GOAL:
Select from the data all lines with the word "warm".

[Start of RECORDS SHOWN]

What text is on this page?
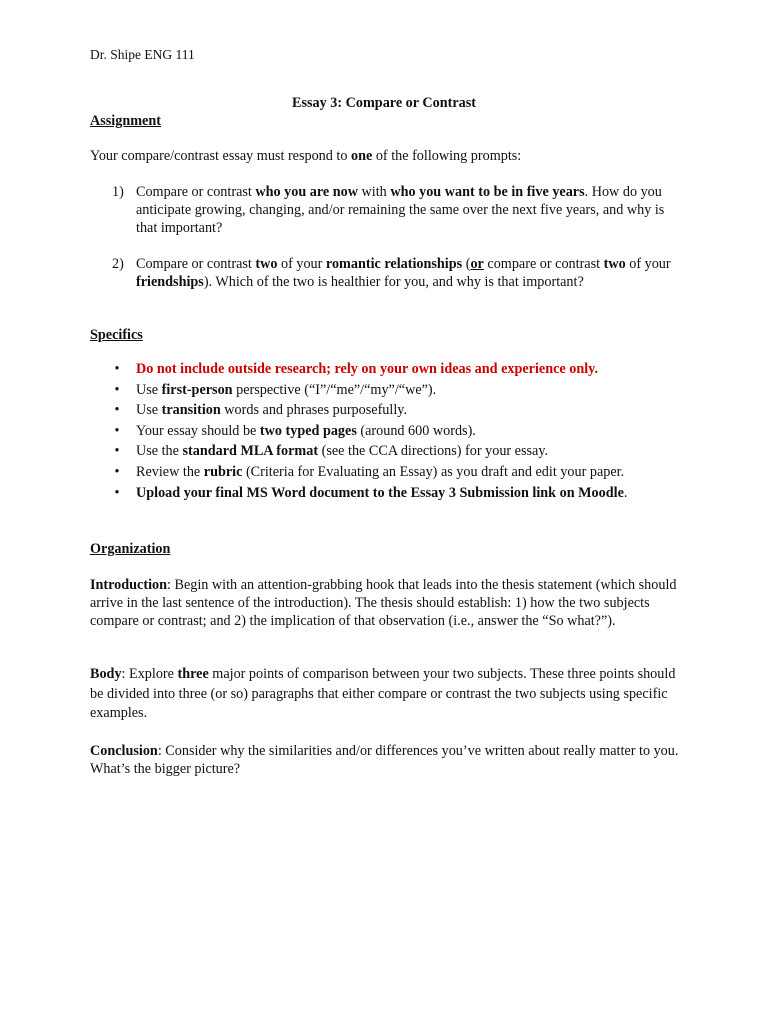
Dr. Shipe ENG 111
Essay 3: Compare or Contrast
Assignment
Your compare/contrast essay must respond to one of the following prompts:
1) Compare or contrast who you are now with who you want to be in five years. How do you anticipate growing, changing, and/or remaining the same over the next five years, and why is that important?
2) Compare or contrast two of your romantic relationships (or compare or contrast two of your friendships). Which of the two is healthier for you, and why is that important?
Specifics
• Do not include outside research; rely on your own ideas and experience only.
• Use first-person perspective (“I”/“me”/“my”/“we”).
• Use transition words and phrases purposefully.
• Your essay should be two typed pages (around 600 words).
• Use the standard MLA format (see the CCA directions) for your essay.
• Review the rubric (Criteria for Evaluating an Essay) as you draft and edit your paper.
• Upload your final MS Word document to the Essay 3 Submission link on Moodle.
Organization
Introduction: Begin with an attention-grabbing hook that leads into the thesis statement (which should arrive in the last sentence of the introduction). The thesis should establish: 1) how the two subjects compare or contrast; and 2) the implication of that observation (i.e., answer the “So what?”).
Body: Explore three major points of comparison between your two subjects. These three points should be divided into three (or so) paragraphs that either compare or contrast the two subjects using specific examples.
Conclusion: Consider why the similarities and/or differences you’ve written about really matter to you. What’s the bigger picture?
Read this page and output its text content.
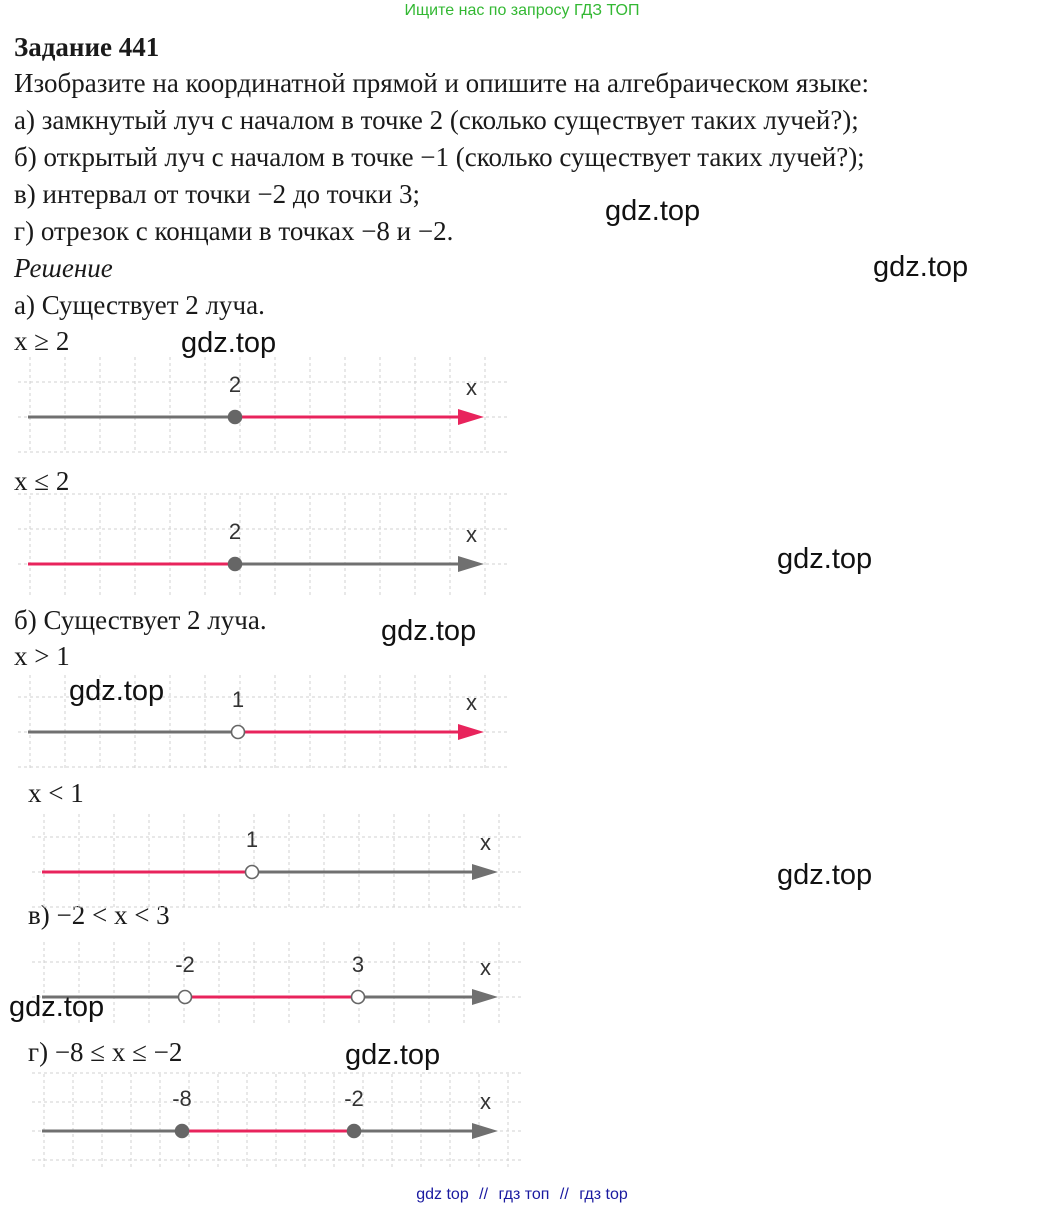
Ищите нас по запросу ГДЗ ТОП
Задание 441
Изобразите на координатной прямой и опишите на алгебраическом языке:
а) замкнутый луч с началом в точке 2 (сколько существует таких лучей?);
б) открытый луч с началом в точке −1 (сколько существует таких лучей?);
в) интервал от точки −2 до точки 3;
г) отрезок с концами в точках −8 и −2.
Решение
а) Существует 2 луча.
x ≥ 2
x ≤ 2
б) Существует 2 луча.
x > 1
x < 1
в) −2 < x < 3
г) −8 ≤ x ≤ −2
x
2
x
2
x
1
x
1
x
-2	3
x
-8	-2
gdz.top
gdz.top
gdz.top
gdz.top
gdz.top
gdz.top
gdz.top
gdz.top
gdz.top
gdz top // гдз топ // гдз top
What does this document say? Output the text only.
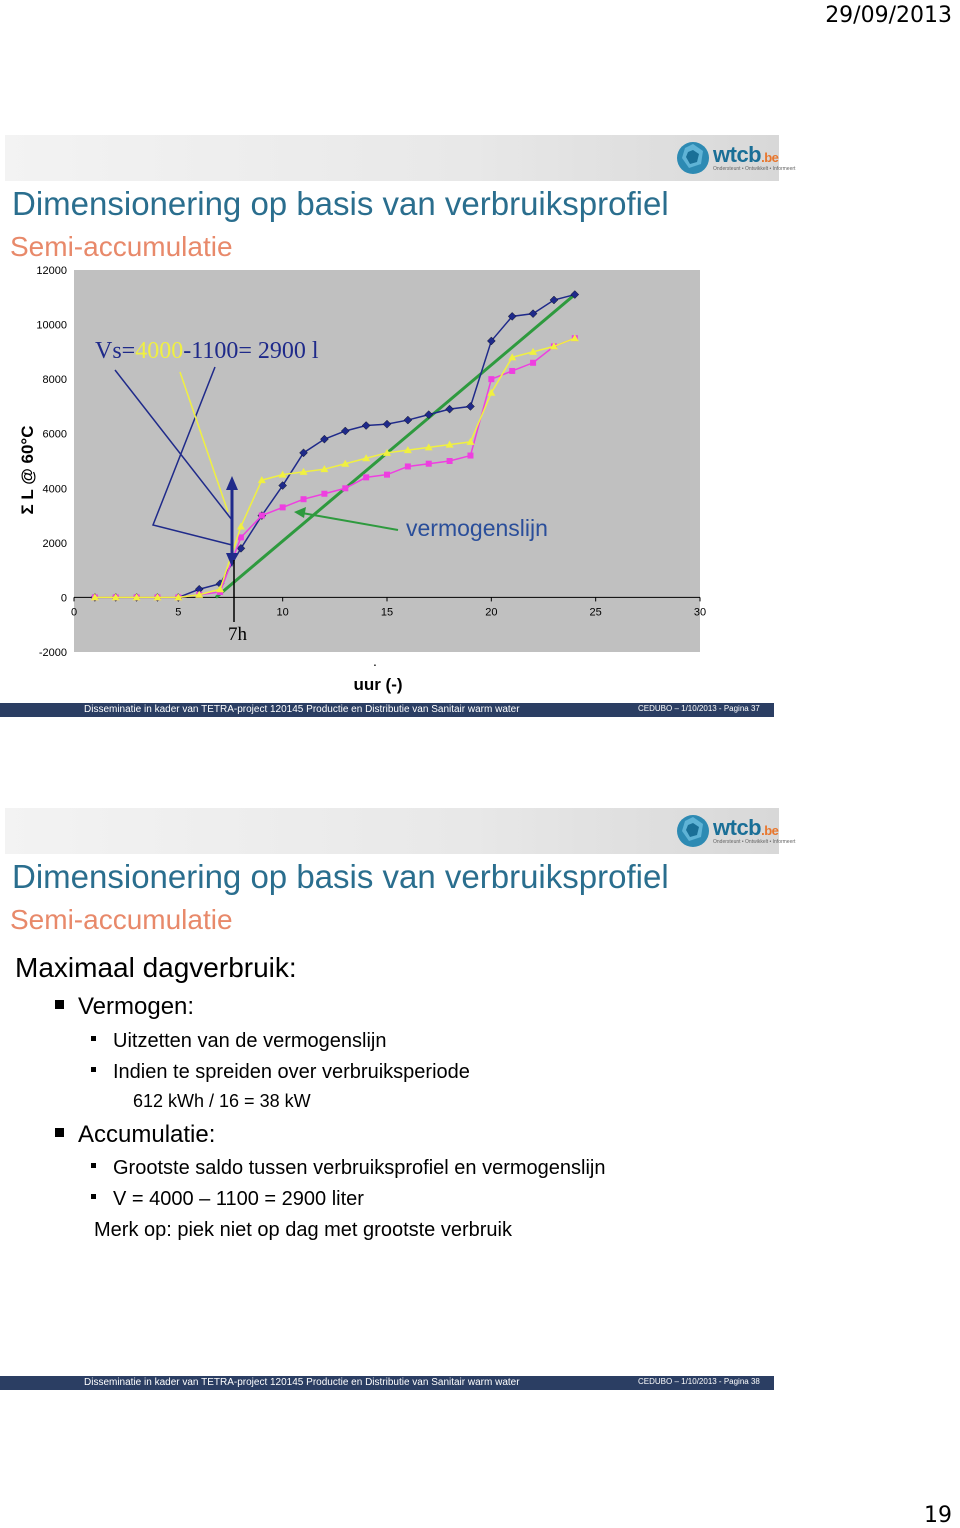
29/09/2013
wtcb.be
Ondersteunt • Ontwikkelt • Informeert
Dimensionering op basis van verbruiksprofiel
Semi-accumulatie
12000
10000
8000
6000
4000
2000
0
-2000
0	5	10	15	20	25	30
Vs=4000-1100= 2900 l
7h
vermogenslijn
Σ L @ 60°C
uur (-)
.
Disseminatie in kader van TETRA-project 120145 Productie en Distributie van Sanitair warm water	CEDUBO – 1/10/2013 - Pagina 37
wtcb.be
Ondersteunt • Ontwikkelt • Informeert
Dimensionering op basis van verbruiksprofiel
Semi-accumulatie
Maximaal dagverbruik:
Vermogen:
Uitzetten van de vermogenslijn
Indien te spreiden over verbruiksperiode
612 kWh / 16 = 38 kW
Accumulatie:
Grootste saldo tussen verbruiksprofiel en vermogenslijn
V = 4000 – 1100 = 2900 liter
Merk op: piek niet op dag met grootste verbruik
Disseminatie in kader van TETRA-project 120145 Productie en Distributie van Sanitair warm water	CEDUBO – 1/10/2013 - Pagina 38
19
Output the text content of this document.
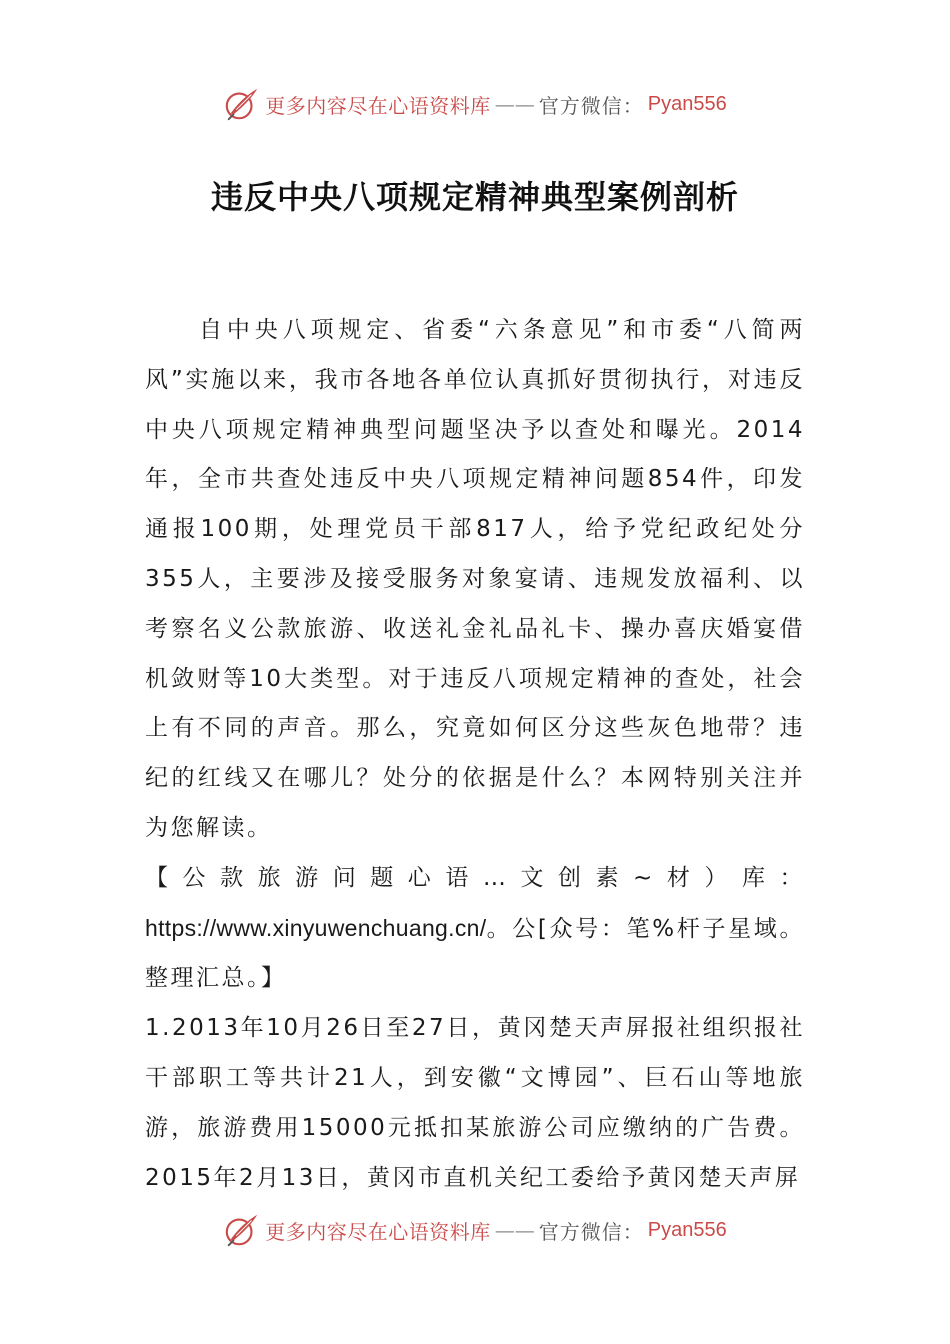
更多内容尽在心语资料库 —— 官方微信： Pyan556
违反中央八项规定精神典型案例剖析

自中央八项规定、省委“六条意见”和市委“八简两风”实施以来，我市各地各单位认真抓好贯彻执行，对违反中央八项规定精神典型问题坚决予以查处和曝光。2014年，全市共查处违反中央八项规定精神问题854件，印发通报100期，处理党员干部817人，给予党纪政纪处分355人，主要涉及接受服务对象宴请、违规发放福利、以考察名义公款旅游、收送礼金礼品礼卡、操办喜庆婚宴借机敛财等10大类型。对于违反八项规定精神的查处，社会上有不同的声音。那么，究竟如何区分这些灰色地带？违纪的红线又在哪儿？处分的依据是什么？本网特别关注并为您解读。

【公款旅游问题心语…文创素~材）库：https://www.xinyuwenchuang.cn/。公[众号：笔%杆子星域。整理汇总。】

1.2013年10月26日至27日，黄冈楚天声屏报社组织报社干部职工等共计21人，到安徽“文博园”、巨石山等地旅游，旅游费用15000元抵扣某旅游公司应缴纳的广告费。2015年2月13日，黄冈市直机关纪工委给予黄冈楚天声屏

更多内容尽在心语资料库 —— 官方微信： Pyan556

[End of RECORDS SHOWN]

ANSWER TO THE TASK:
Disseminatie in kader van TETRA-project 120145 Productie en Distributie van Sanitair warm water	CEDUBO – 1/10/2013 - Pagina 37
Disseminatie in kader van TETRA-project 120145 Productie en Distributie van Sanitair warm water	CEDUBO – 1/10/2013 - Pagina 38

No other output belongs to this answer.